> Prompt: Reproduce the records below in full and without edits, omitting images.

> Supplied entries:
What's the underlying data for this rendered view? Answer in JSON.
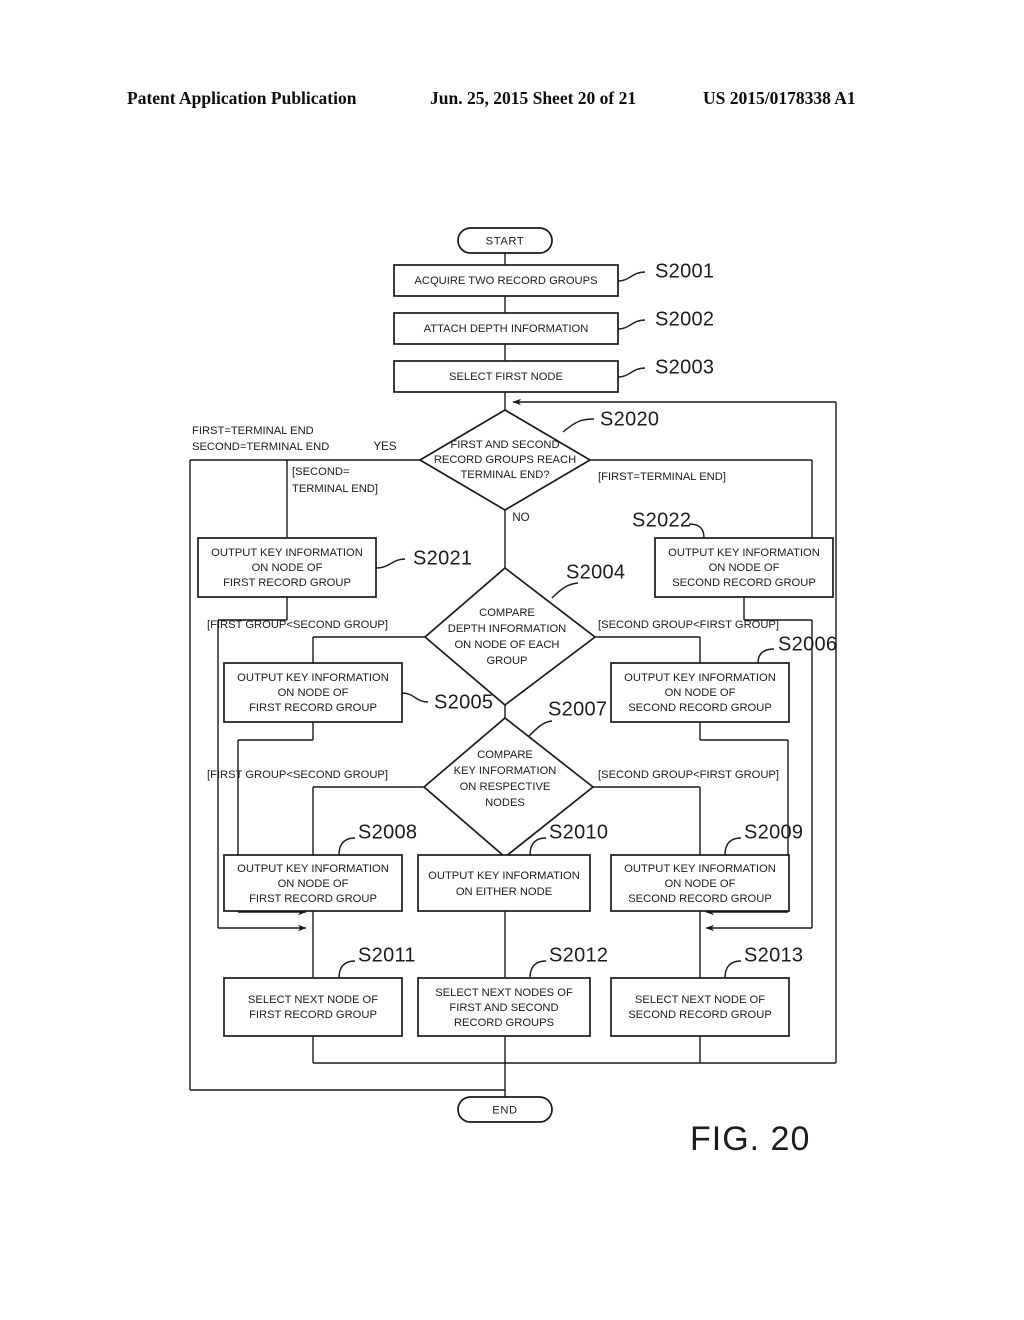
{
  "header": {
    "left": "Patent Application Publication",
    "middle": "Jun. 25, 2015  Sheet 20 of 21",
    "right": "US 2015/0178338 A1"
  },
  "figure": {
    "label": "FIG. 20"
  },
  "terminators": {
    "start": "START",
    "end": "END"
  },
  "nodes": {
    "s2001": {
      "ref": "S2001",
      "lines": [
        "ACQUIRE TWO RECORD GROUPS"
      ]
    },
    "s2002": {
      "ref": "S2002",
      "lines": [
        "ATTACH DEPTH INFORMATION"
      ]
    },
    "s2003": {
      "ref": "S2003",
      "lines": [
        "SELECT FIRST NODE"
      ]
    },
    "s2020": {
      "ref": "S2020",
      "lines": [
        "FIRST AND SECOND",
        "RECORD GROUPS REACH",
        "TERMINAL END?"
      ]
    },
    "s2021": {
      "ref": "S2021",
      "lines": [
        "OUTPUT KEY INFORMATION",
        "ON NODE OF",
        "FIRST RECORD GROUP"
      ]
    },
    "s2022": {
      "ref": "S2022",
      "lines": [
        "OUTPUT KEY INFORMATION",
        "ON NODE OF",
        "SECOND RECORD GROUP"
      ]
    },
    "s2004": {
      "ref": "S2004",
      "lines": [
        "COMPARE",
        "DEPTH INFORMATION",
        "ON NODE OF EACH",
        "GROUP"
      ]
    },
    "s2005": {
      "ref": "S2005",
      "lines": [
        "OUTPUT KEY INFORMATION",
        "ON NODE OF",
        "FIRST RECORD GROUP"
      ]
    },
    "s2006": {
      "ref": "S2006",
      "lines": [
        "OUTPUT KEY INFORMATION",
        "ON NODE OF",
        "SECOND RECORD GROUP"
      ]
    },
    "s2007": {
      "ref": "S2007",
      "lines": [
        "COMPARE",
        "KEY INFORMATION",
        "ON RESPECTIVE",
        "NODES"
      ]
    },
    "s2008": {
      "ref": "S2008",
      "lines": [
        "OUTPUT KEY INFORMATION",
        "ON NODE OF",
        "FIRST RECORD GROUP"
      ]
    },
    "s2010": {
      "ref": "S2010",
      "lines": [
        "OUTPUT KEY INFORMATION",
        "ON EITHER NODE"
      ]
    },
    "s2009": {
      "ref": "S2009",
      "lines": [
        "OUTPUT KEY INFORMATION",
        "ON NODE OF",
        "SECOND RECORD GROUP"
      ]
    },
    "s2011": {
      "ref": "S2011",
      "lines": [
        "SELECT NEXT NODE OF",
        "FIRST RECORD GROUP"
      ]
    },
    "s2012": {
      "ref": "S2012",
      "lines": [
        "SELECT NEXT NODES OF",
        "FIRST AND SECOND",
        "RECORD GROUPS"
      ]
    },
    "s2013": {
      "ref": "S2013",
      "lines": [
        "SELECT NEXT NODE OF",
        "SECOND RECORD GROUP"
      ]
    }
  },
  "edge_labels": {
    "yes": "YES",
    "no": "NO",
    "both_terminal_1": "FIRST=TERMINAL END",
    "both_terminal_2": "SECOND=TERMINAL END",
    "second_terminal_1": "[SECOND=",
    "second_terminal_2": "TERMINAL END]",
    "first_terminal": "[FIRST=TERMINAL END]",
    "depth_left": "[FIRST GROUP<SECOND GROUP]",
    "depth_right": "[SECOND GROUP<FIRST GROUP]",
    "key_left": "[FIRST GROUP<SECOND GROUP]",
    "key_right": "[SECOND GROUP<FIRST GROUP]"
  }
}
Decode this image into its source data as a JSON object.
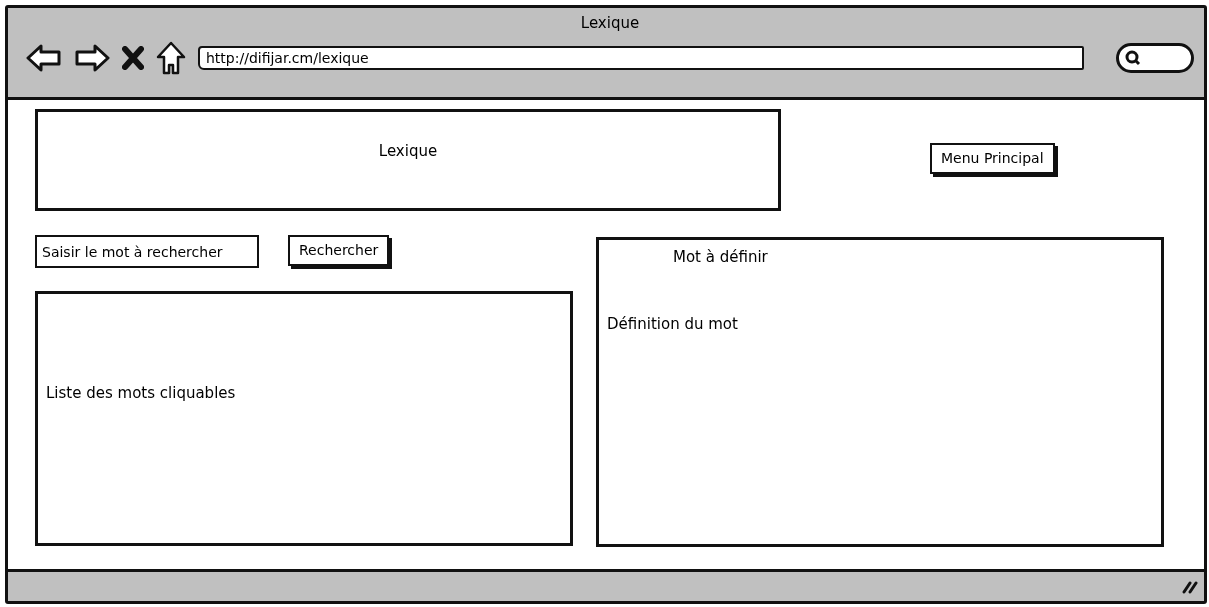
{
  "window": {
    "title": "Lexique"
  },
  "browser": {
    "url": "http://difijar.cm/lexique"
  },
  "header": {
    "title": "Lexique"
  },
  "menu_button": {
    "label": "Menu Principal"
  },
  "search": {
    "value": "Saisir le mot à rechercher",
    "button": "Rechercher"
  },
  "word_list": {
    "text": "Liste des mots cliquables"
  },
  "definition": {
    "word": "Mot à définir",
    "text": "Définition du mot"
  }
}
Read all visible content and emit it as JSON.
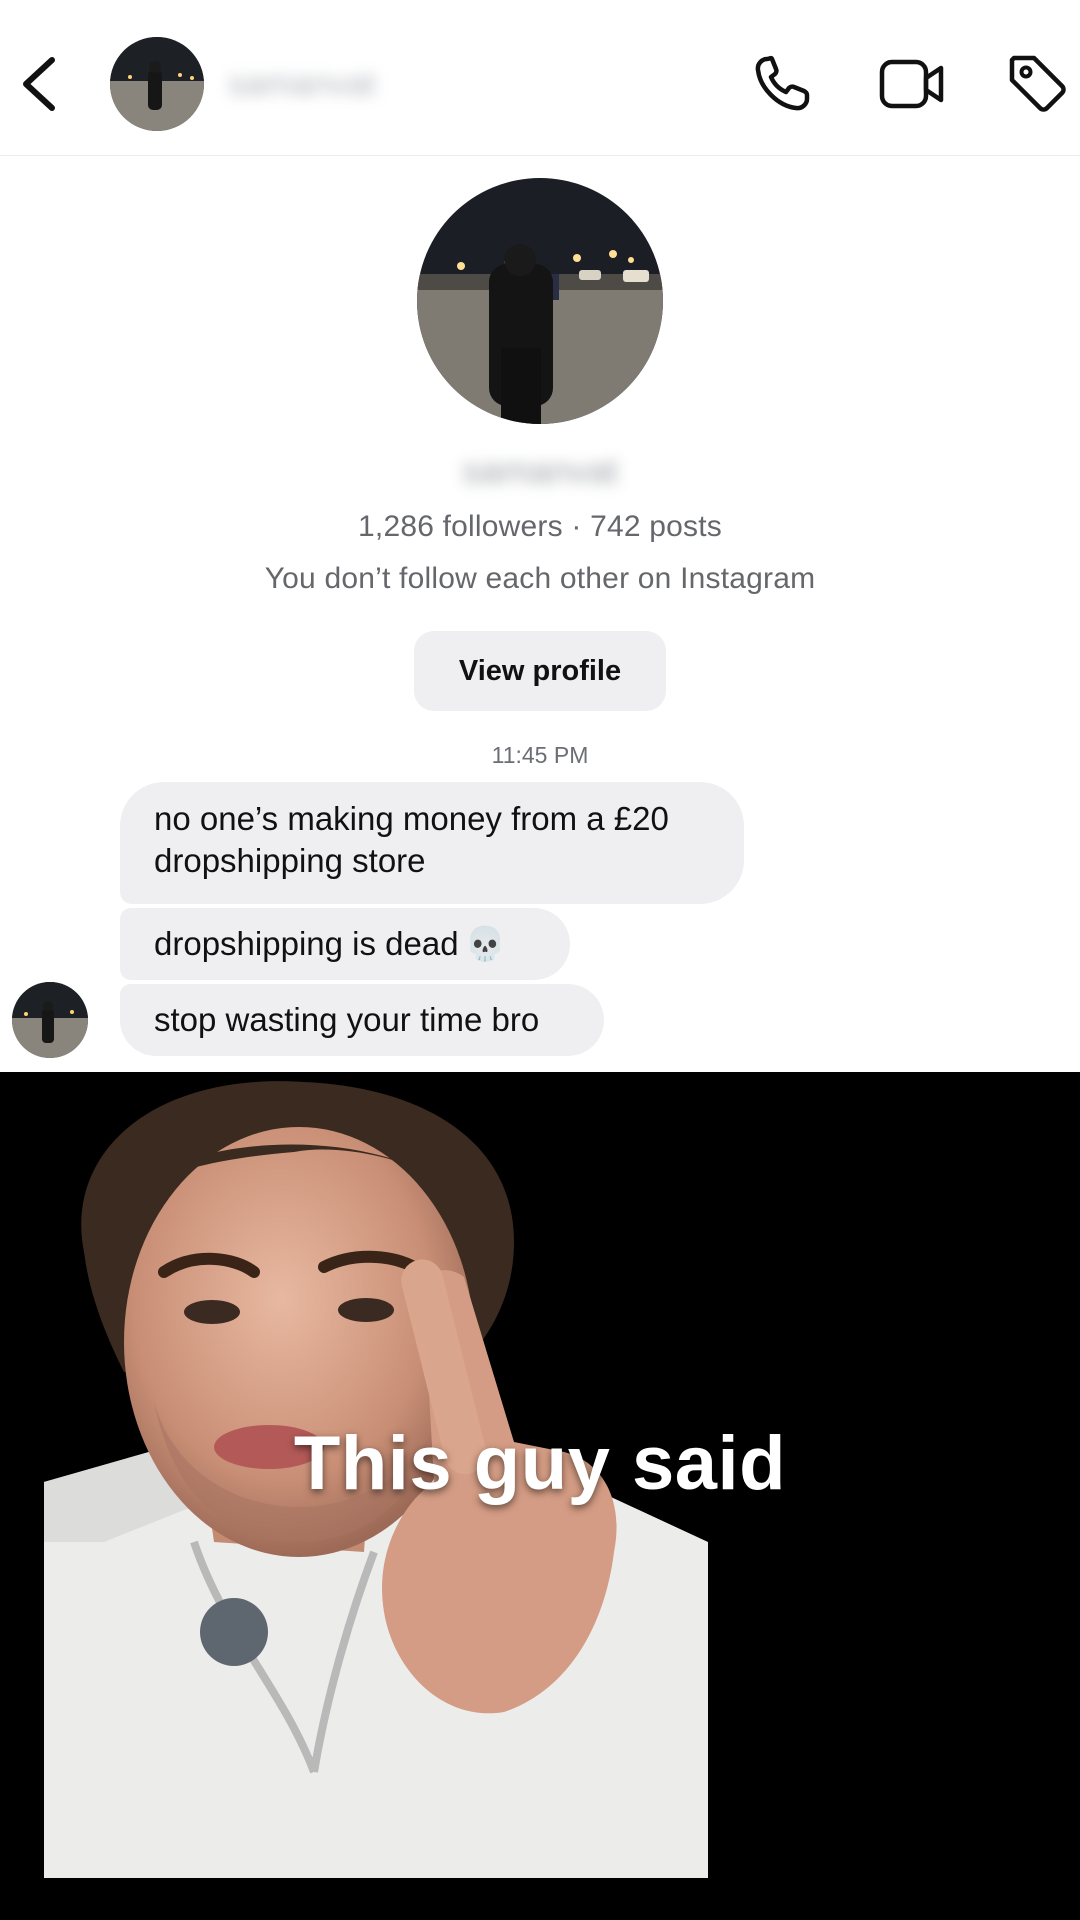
{
  "header": {
    "username_blurred": "samanvat",
    "back_icon": "chevron-left-icon",
    "call_icon": "phone-icon",
    "video_icon": "video-camera-icon",
    "tag_icon": "tag-icon"
  },
  "profile": {
    "name_blurred": "samanvat",
    "stats": "1,286 followers · 742 posts",
    "relation": "You don’t follow each other on Instagram",
    "view_profile_label": "View profile"
  },
  "conversation": {
    "timestamp": "11:45 PM",
    "messages": [
      {
        "text": "no one’s making money from a £20 dropshipping store"
      },
      {
        "text": "dropshipping is dead",
        "emoji": "💀"
      },
      {
        "text": "stop wasting your time bro"
      }
    ]
  },
  "video": {
    "caption": "This guy said"
  }
}
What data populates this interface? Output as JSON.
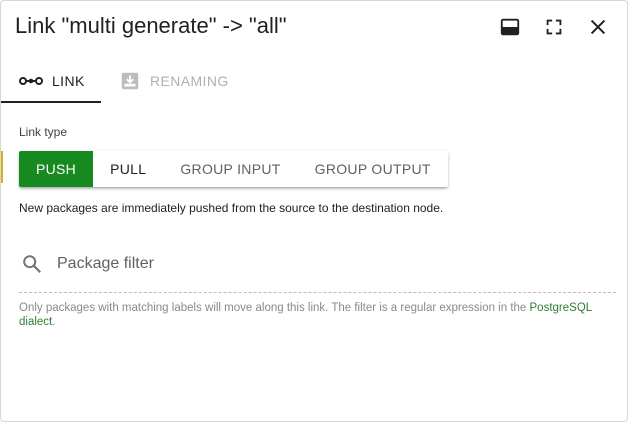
{
  "dialog": {
    "title": "Link \"multi generate\" -> \"all\"",
    "buttons": {
      "dock_icon": "dock-bottom-icon",
      "fullscreen_icon": "fullscreen-icon",
      "close_icon": "close-icon"
    }
  },
  "tabs": [
    {
      "label": "LINK",
      "icon": "link-icon",
      "active": true
    },
    {
      "label": "RENAMING",
      "icon": "rename-icon",
      "active": false
    }
  ],
  "link_type": {
    "label": "Link type",
    "options": [
      "PUSH",
      "PULL",
      "GROUP INPUT",
      "GROUP OUTPUT"
    ],
    "selected": "PUSH",
    "description": "New packages are immediately pushed from the source to the destination node."
  },
  "filter": {
    "placeholder": "Package filter",
    "value": "",
    "hint_text": "Only packages with matching labels will move along this link. The filter is a regular expression in the ",
    "hint_link": "PostgreSQL dialect",
    "hint_end": "."
  },
  "colors": {
    "accent_green": "#168a1e",
    "link_green": "#2e7d32"
  }
}
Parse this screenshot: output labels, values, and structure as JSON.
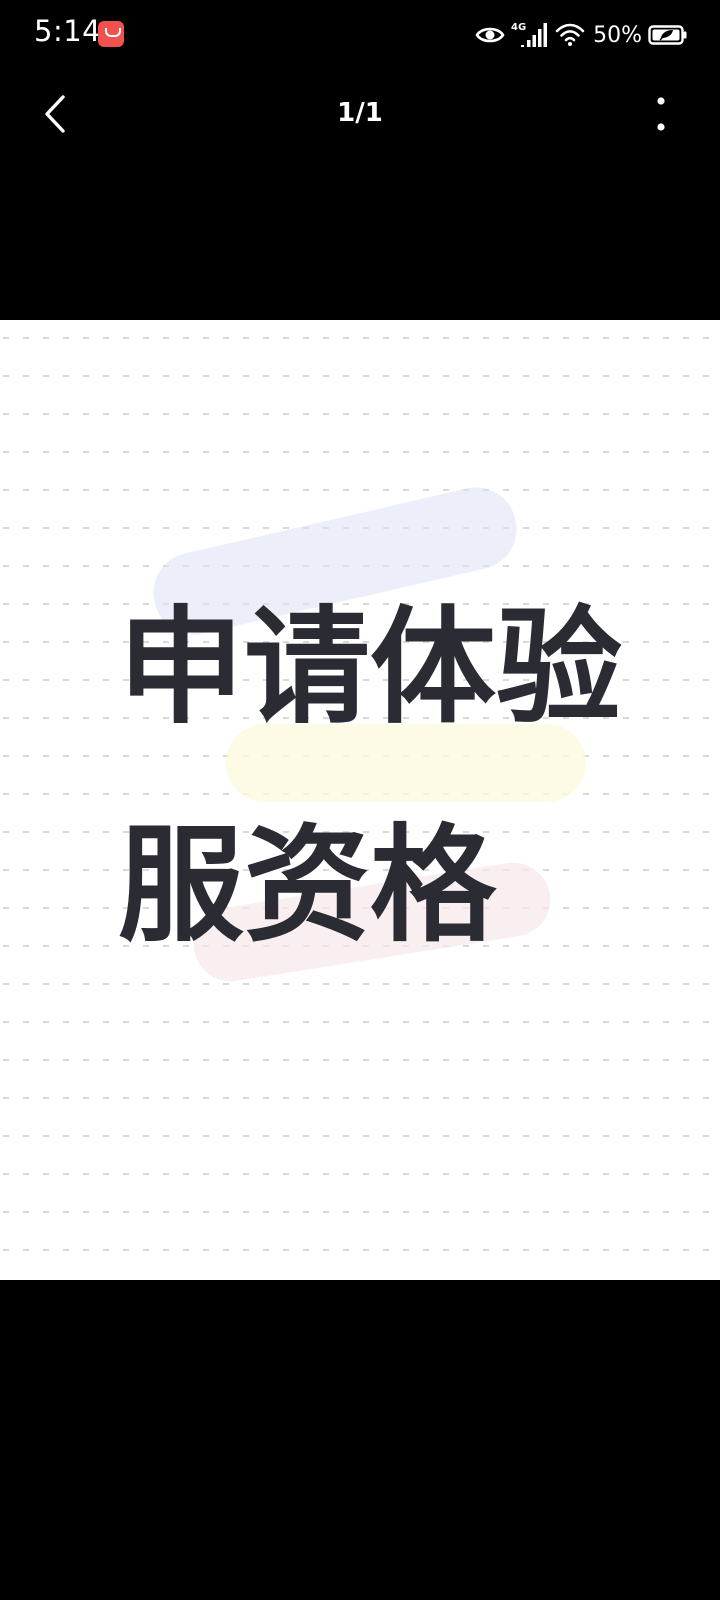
{
  "status_bar": {
    "time": "5:14",
    "network": "4G",
    "battery_percent": "50%",
    "icons": [
      "app-notification-icon",
      "eye-icon",
      "signal-icon",
      "wifi-icon",
      "battery-icon"
    ]
  },
  "nav": {
    "back_icon": "chevron-left-icon",
    "counter": "1/1",
    "more_icon": "more-vertical-icon"
  },
  "image": {
    "line1": "申请体验",
    "line2": "服资格"
  },
  "colors": {
    "background": "#000000",
    "image_background": "#ffffff",
    "headline_text": "#2a2b33",
    "badge": "#f0524f"
  }
}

> Solution for this problem:
What's the underlying data for this rendered view? Answer in JSON.
{
  "header": {
    "left": "Patent Application Publication",
    "middle": "Jun. 25, 2015  Sheet 20 of 21",
    "right": "US 2015/0178338 A1"
  },
  "figure": {
    "label": "FIG. 20"
  },
  "terminators": {
    "start": "START",
    "end": "END"
  },
  "nodes": {
    "s2001": {
      "ref": "S2001",
      "lines": [
        "ACQUIRE TWO RECORD GROUPS"
      ]
    },
    "s2002": {
      "ref": "S2002",
      "lines": [
        "ATTACH DEPTH INFORMATION"
      ]
    },
    "s2003": {
      "ref": "S2003",
      "lines": [
        "SELECT FIRST NODE"
      ]
    },
    "s2020": {
      "ref": "S2020",
      "lines": [
        "FIRST AND SECOND",
        "RECORD GROUPS REACH",
        "TERMINAL END?"
      ]
    },
    "s2021": {
      "ref": "S2021",
      "lines": [
        "OUTPUT KEY INFORMATION",
        "ON NODE OF",
        "FIRST RECORD GROUP"
      ]
    },
    "s2022": {
      "ref": "S2022",
      "lines": [
        "OUTPUT KEY INFORMATION",
        "ON NODE OF",
        "SECOND RECORD GROUP"
      ]
    },
    "s2004": {
      "ref": "S2004",
      "lines": [
        "COMPARE",
        "DEPTH INFORMATION",
        "ON NODE OF EACH",
        "GROUP"
      ]
    },
    "s2005": {
      "ref": "S2005",
      "lines": [
        "OUTPUT KEY INFORMATION",
        "ON NODE OF",
        "FIRST RECORD GROUP"
      ]
    },
    "s2006": {
      "ref": "S2006",
      "lines": [
        "OUTPUT KEY INFORMATION",
        "ON NODE OF",
        "SECOND RECORD GROUP"
      ]
    },
    "s2007": {
      "ref": "S2007",
      "lines": [
        "COMPARE",
        "KEY INFORMATION",
        "ON RESPECTIVE",
        "NODES"
      ]
    },
    "s2008": {
      "ref": "S2008",
      "lines": [
        "OUTPUT KEY INFORMATION",
        "ON NODE OF",
        "FIRST RECORD GROUP"
      ]
    },
    "s2010": {
      "ref": "S2010",
      "lines": [
        "OUTPUT KEY INFORMATION",
        "ON EITHER NODE"
      ]
    },
    "s2009": {
      "ref": "S2009",
      "lines": [
        "OUTPUT KEY INFORMATION",
        "ON NODE OF",
        "SECOND RECORD GROUP"
      ]
    },
    "s2011": {
      "ref": "S2011",
      "lines": [
        "SELECT NEXT NODE OF",
        "FIRST RECORD GROUP"
      ]
    },
    "s2012": {
      "ref": "S2012",
      "lines": [
        "SELECT NEXT NODES OF",
        "FIRST AND SECOND",
        "RECORD GROUPS"
      ]
    },
    "s2013": {
      "ref": "S2013",
      "lines": [
        "SELECT NEXT NODE OF",
        "SECOND RECORD GROUP"
      ]
    }
  },
  "edge_labels": {
    "yes": "YES",
    "no": "NO",
    "both_terminal_1": "FIRST=TERMINAL END",
    "both_terminal_2": "SECOND=TERMINAL END",
    "second_terminal_1": "[SECOND=",
    "second_terminal_2": "TERMINAL END]",
    "first_terminal": "[FIRST=TERMINAL END]",
    "depth_left": "[FIRST GROUP<SECOND GROUP]",
    "depth_right": "[SECOND GROUP<FIRST GROUP]",
    "key_left": "[FIRST GROUP<SECOND GROUP]",
    "key_right": "[SECOND GROUP<FIRST GROUP]"
  }
}
Decode this image into its source data as a JSON object.
{
  "window": {
    "title": "Lexique"
  },
  "browser": {
    "url": "http://difijar.cm/lexique"
  },
  "header": {
    "title": "Lexique"
  },
  "menu_button": {
    "label": "Menu Principal"
  },
  "search": {
    "value": "Saisir le mot à rechercher",
    "button": "Rechercher"
  },
  "word_list": {
    "text": "Liste des mots cliquables"
  },
  "definition": {
    "word": "Mot à définir",
    "text": "Définition du mot"
  }
}
Read all visible content and emit it as JSON.
{
  "header": {
    "username_blurred": "samanvat",
    "back_icon": "chevron-left-icon",
    "call_icon": "phone-icon",
    "video_icon": "video-camera-icon",
    "tag_icon": "tag-icon"
  },
  "profile": {
    "name_blurred": "samanvat",
    "stats": "1,286 followers · 742 posts",
    "relation": "You don’t follow each other on Instagram",
    "view_profile_label": "View profile"
  },
  "conversation": {
    "timestamp": "11:45 PM",
    "messages": [
      {
        "text": "no one’s making money from a £20 dropshipping store"
      },
      {
        "text": "dropshipping is dead",
        "emoji": "💀"
      },
      {
        "text": "stop wasting your time bro"
      }
    ]
  },
  "video": {
    "caption": "This guy said"
  }
}
What data populates this interface? Output as JSON.
{
  "dialog": {
    "title": "Link \"multi generate\" -> \"all\"",
    "buttons": {
      "dock_icon": "dock-bottom-icon",
      "fullscreen_icon": "fullscreen-icon",
      "close_icon": "close-icon"
    }
  },
  "tabs": [
    {
      "label": "LINK",
      "icon": "link-icon",
      "active": true
    },
    {
      "label": "RENAMING",
      "icon": "rename-icon",
      "active": false
    }
  ],
  "link_type": {
    "label": "Link type",
    "options": [
      "PUSH",
      "PULL",
      "GROUP INPUT",
      "GROUP OUTPUT"
    ],
    "selected": "PUSH",
    "description": "New packages are immediately pushed from the source to the destination node."
  },
  "filter": {
    "placeholder": "Package filter",
    "value": "",
    "hint_text": "Only packages with matching labels will move along this link. The filter is a regular expression in the ",
    "hint_link": "PostgreSQL dialect",
    "hint_end": "."
  },
  "colors": {
    "accent_green": "#168a1e",
    "link_green": "#2e7d32"
  }
}
Parse this screenshot: output labels, values, and structure as JSON.
{
  "status_bar": {
    "time": "5:14",
    "network": "4G",
    "battery_percent": "50%",
    "icons": [
      "app-notification-icon",
      "eye-icon",
      "signal-icon",
      "wifi-icon",
      "battery-icon"
    ]
  },
  "nav": {
    "back_icon": "chevron-left-icon",
    "counter": "1/1",
    "more_icon": "more-vertical-icon"
  },
  "image": {
    "line1": "申请体验",
    "line2": "服资格"
  },
  "colors": {
    "background": "#000000",
    "image_background": "#ffffff",
    "headline_text": "#2a2b33",
    "badge": "#f0524f"
  }
}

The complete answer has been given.